- Record set
------------------------

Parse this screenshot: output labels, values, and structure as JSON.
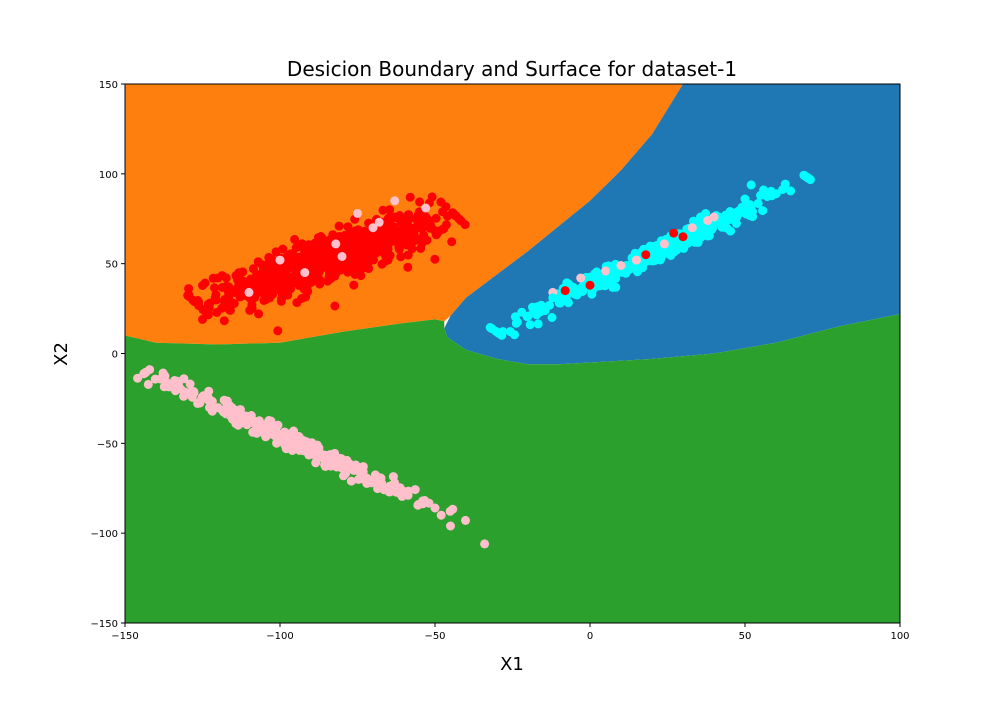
{
  "chart_data": {
    "type": "scatter",
    "title": "Desicion Boundary and Surface for dataset-1",
    "xlabel": "X1",
    "ylabel": "X2",
    "xlim": [
      -150,
      100
    ],
    "ylim": [
      -150,
      150
    ],
    "x_ticks": [
      -150,
      -100,
      -50,
      0,
      50,
      100
    ],
    "y_ticks": [
      -150,
      -100,
      -50,
      0,
      50,
      100,
      150
    ],
    "x_tick_labels": [
      "−150",
      "−100",
      "−50",
      "0",
      "50",
      "100"
    ],
    "y_tick_labels": [
      "−150",
      "−100",
      "−50",
      "0",
      "50",
      "100",
      "150"
    ],
    "grid": false,
    "regions": [
      {
        "color": "#ff7f0e",
        "polygon": [
          [
            -150,
            150
          ],
          [
            -150,
            10
          ],
          [
            -140,
            6
          ],
          [
            -120,
            5
          ],
          [
            -100,
            6
          ],
          [
            -80,
            12
          ],
          [
            -60,
            17
          ],
          [
            -50,
            19
          ],
          [
            -47,
            18
          ],
          [
            -45,
            21
          ],
          [
            -40,
            31
          ],
          [
            -30,
            44
          ],
          [
            -20,
            57
          ],
          [
            -10,
            71
          ],
          [
            0,
            85
          ],
          [
            10,
            102
          ],
          [
            20,
            122
          ],
          [
            30,
            150
          ]
        ]
      },
      {
        "color": "#1f77b4",
        "polygon": [
          [
            30,
            150
          ],
          [
            20,
            122
          ],
          [
            10,
            102
          ],
          [
            0,
            85
          ],
          [
            -10,
            71
          ],
          [
            -20,
            57
          ],
          [
            -30,
            44
          ],
          [
            -40,
            31
          ],
          [
            -45,
            21
          ],
          [
            -47,
            14
          ],
          [
            -46,
            9
          ],
          [
            -40,
            2
          ],
          [
            -30,
            -3
          ],
          [
            -20,
            -6
          ],
          [
            -10,
            -6
          ],
          [
            0,
            -5
          ],
          [
            20,
            -3
          ],
          [
            40,
            0
          ],
          [
            60,
            6
          ],
          [
            80,
            15
          ],
          [
            100,
            22
          ],
          [
            100,
            150
          ]
        ]
      },
      {
        "color": "#2ca02c",
        "polygon": [
          [
            -150,
            10
          ],
          [
            -140,
            6
          ],
          [
            -120,
            5
          ],
          [
            -100,
            6
          ],
          [
            -80,
            12
          ],
          [
            -60,
            17
          ],
          [
            -50,
            19
          ],
          [
            -47,
            18
          ],
          [
            -47,
            14
          ],
          [
            -46,
            9
          ],
          [
            -40,
            2
          ],
          [
            -30,
            -3
          ],
          [
            -20,
            -6
          ],
          [
            -10,
            -6
          ],
          [
            0,
            -5
          ],
          [
            20,
            -3
          ],
          [
            40,
            0
          ],
          [
            60,
            6
          ],
          [
            80,
            15
          ],
          [
            100,
            22
          ],
          [
            100,
            -150
          ],
          [
            -150,
            -150
          ]
        ]
      }
    ],
    "clusters": [
      {
        "color": "#ff0000",
        "count": 700,
        "center": [
          -85,
          52
        ],
        "major": [
          1,
          0.62
        ],
        "spread_major": 22,
        "spread_minor": 6
      },
      {
        "color": "#00ffff",
        "count": 300,
        "center": [
          20,
          55
        ],
        "major": [
          1,
          0.86
        ],
        "spread_major": 30,
        "spread_minor": 2.5
      },
      {
        "color": "#ffc0cb",
        "count": 300,
        "center": [
          -92,
          -52
        ],
        "major": [
          1,
          -0.81
        ],
        "spread_major": 30,
        "spread_minor": 2
      }
    ],
    "pinned_points": [
      {
        "color": "#ff0000",
        "points": [
          [
            -125,
            19
          ],
          [
            -120,
            42
          ],
          [
            -116,
            24
          ],
          [
            -58,
            87
          ],
          [
            -109,
            25
          ],
          [
            -75,
            64
          ],
          [
            -8,
            35
          ],
          [
            0,
            38
          ],
          [
            18,
            55
          ],
          [
            30,
            65
          ],
          [
            27,
            67
          ]
        ]
      },
      {
        "color": "#ffc0cb",
        "points": [
          [
            -53,
            81
          ],
          [
            -63,
            85
          ],
          [
            -75,
            78
          ],
          [
            -100,
            52
          ],
          [
            -110,
            34
          ],
          [
            -92,
            45
          ],
          [
            -80,
            54
          ],
          [
            -70,
            70
          ],
          [
            -68,
            73
          ],
          [
            -82,
            61
          ],
          [
            -12,
            34
          ],
          [
            -3,
            42
          ],
          [
            5,
            46
          ],
          [
            10,
            49
          ],
          [
            15,
            52
          ],
          [
            24,
            61
          ],
          [
            33,
            70
          ],
          [
            38,
            74
          ],
          [
            40,
            76
          ],
          [
            -134,
            -15
          ],
          [
            -131,
            -14
          ],
          [
            -129,
            -17
          ],
          [
            -123,
            -21
          ],
          [
            -45,
            -96
          ],
          [
            -48,
            -90
          ],
          [
            -34,
            -106
          ],
          [
            -50,
            -86
          ],
          [
            -118,
            -26
          ]
        ]
      },
      {
        "color": "#00ffff",
        "points": [
          [
            -22,
            23
          ],
          [
            -17,
            26
          ],
          [
            56,
            91
          ],
          [
            55,
            88
          ],
          [
            -12,
            31
          ],
          [
            50,
            86
          ]
        ]
      }
    ]
  }
}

------------------------

- Exercise task
Set every line down exactly as written, leaving each picture out.

- Written answer
Parse this screenshot: output labels, values, and structure as JSON.
{
  "chart_data": {
    "type": "scatter",
    "title": "Desicion Boundary and Surface for dataset-1",
    "xlabel": "X1",
    "ylabel": "X2",
    "xlim": [
      -150,
      100
    ],
    "ylim": [
      -150,
      150
    ],
    "x_ticks": [
      -150,
      -100,
      -50,
      0,
      50,
      100
    ],
    "y_ticks": [
      -150,
      -100,
      -50,
      0,
      50,
      100,
      150
    ],
    "x_tick_labels": [
      "−150",
      "−100",
      "−50",
      "0",
      "50",
      "100"
    ],
    "y_tick_labels": [
      "−150",
      "−100",
      "−50",
      "0",
      "50",
      "100",
      "150"
    ],
    "grid": false,
    "regions": [
      {
        "color": "#ff7f0e",
        "polygon": [
          [
            -150,
            150
          ],
          [
            -150,
            10
          ],
          [
            -140,
            6
          ],
          [
            -120,
            5
          ],
          [
            -100,
            6
          ],
          [
            -80,
            12
          ],
          [
            -60,
            17
          ],
          [
            -50,
            19
          ],
          [
            -47,
            18
          ],
          [
            -45,
            21
          ],
          [
            -40,
            31
          ],
          [
            -30,
            44
          ],
          [
            -20,
            57
          ],
          [
            -10,
            71
          ],
          [
            0,
            85
          ],
          [
            10,
            102
          ],
          [
            20,
            122
          ],
          [
            30,
            150
          ]
        ]
      },
      {
        "color": "#1f77b4",
        "polygon": [
          [
            30,
            150
          ],
          [
            20,
            122
          ],
          [
            10,
            102
          ],
          [
            0,
            85
          ],
          [
            -10,
            71
          ],
          [
            -20,
            57
          ],
          [
            -30,
            44
          ],
          [
            -40,
            31
          ],
          [
            -45,
            21
          ],
          [
            -47,
            14
          ],
          [
            -46,
            9
          ],
          [
            -40,
            2
          ],
          [
            -30,
            -3
          ],
          [
            -20,
            -6
          ],
          [
            -10,
            -6
          ],
          [
            0,
            -5
          ],
          [
            20,
            -3
          ],
          [
            40,
            0
          ],
          [
            60,
            6
          ],
          [
            80,
            15
          ],
          [
            100,
            22
          ],
          [
            100,
            150
          ]
        ]
      },
      {
        "color": "#2ca02c",
        "polygon": [
          [
            -150,
            10
          ],
          [
            -140,
            6
          ],
          [
            -120,
            5
          ],
          [
            -100,
            6
          ],
          [
            -80,
            12
          ],
          [
            -60,
            17
          ],
          [
            -50,
            19
          ],
          [
            -47,
            18
          ],
          [
            -47,
            14
          ],
          [
            -46,
            9
          ],
          [
            -40,
            2
          ],
          [
            -30,
            -3
          ],
          [
            -20,
            -6
          ],
          [
            -10,
            -6
          ],
          [
            0,
            -5
          ],
          [
            20,
            -3
          ],
          [
            40,
            0
          ],
          [
            60,
            6
          ],
          [
            80,
            15
          ],
          [
            100,
            22
          ],
          [
            100,
            -150
          ],
          [
            -150,
            -150
          ]
        ]
      }
    ],
    "clusters": [
      {
        "color": "#ff0000",
        "count": 700,
        "center": [
          -85,
          52
        ],
        "major": [
          1,
          0.62
        ],
        "spread_major": 22,
        "spread_minor": 6
      },
      {
        "color": "#00ffff",
        "count": 300,
        "center": [
          20,
          55
        ],
        "major": [
          1,
          0.86
        ],
        "spread_major": 30,
        "spread_minor": 2.5
      },
      {
        "color": "#ffc0cb",
        "count": 300,
        "center": [
          -92,
          -52
        ],
        "major": [
          1,
          -0.81
        ],
        "spread_major": 30,
        "spread_minor": 2
      }
    ],
    "pinned_points": [
      {
        "color": "#ff0000",
        "points": [
          [
            -125,
            19
          ],
          [
            -120,
            42
          ],
          [
            -116,
            24
          ],
          [
            -58,
            87
          ],
          [
            -109,
            25
          ],
          [
            -75,
            64
          ],
          [
            -8,
            35
          ],
          [
            0,
            38
          ],
          [
            18,
            55
          ],
          [
            30,
            65
          ],
          [
            27,
            67
          ]
        ]
      },
      {
        "color": "#ffc0cb",
        "points": [
          [
            -53,
            81
          ],
          [
            -63,
            85
          ],
          [
            -75,
            78
          ],
          [
            -100,
            52
          ],
          [
            -110,
            34
          ],
          [
            -92,
            45
          ],
          [
            -80,
            54
          ],
          [
            -70,
            70
          ],
          [
            -68,
            73
          ],
          [
            -82,
            61
          ],
          [
            -12,
            34
          ],
          [
            -3,
            42
          ],
          [
            5,
            46
          ],
          [
            10,
            49
          ],
          [
            15,
            52
          ],
          [
            24,
            61
          ],
          [
            33,
            70
          ],
          [
            38,
            74
          ],
          [
            40,
            76
          ],
          [
            -134,
            -15
          ],
          [
            -131,
            -14
          ],
          [
            -129,
            -17
          ],
          [
            -123,
            -21
          ],
          [
            -45,
            -96
          ],
          [
            -48,
            -90
          ],
          [
            -34,
            -106
          ],
          [
            -50,
            -86
          ],
          [
            -118,
            -26
          ]
        ]
      },
      {
        "color": "#00ffff",
        "points": [
          [
            -22,
            23
          ],
          [
            -17,
            26
          ],
          [
            56,
            91
          ],
          [
            55,
            88
          ],
          [
            -12,
            31
          ],
          [
            50,
            86
          ]
        ]
      }
    ]
  }
}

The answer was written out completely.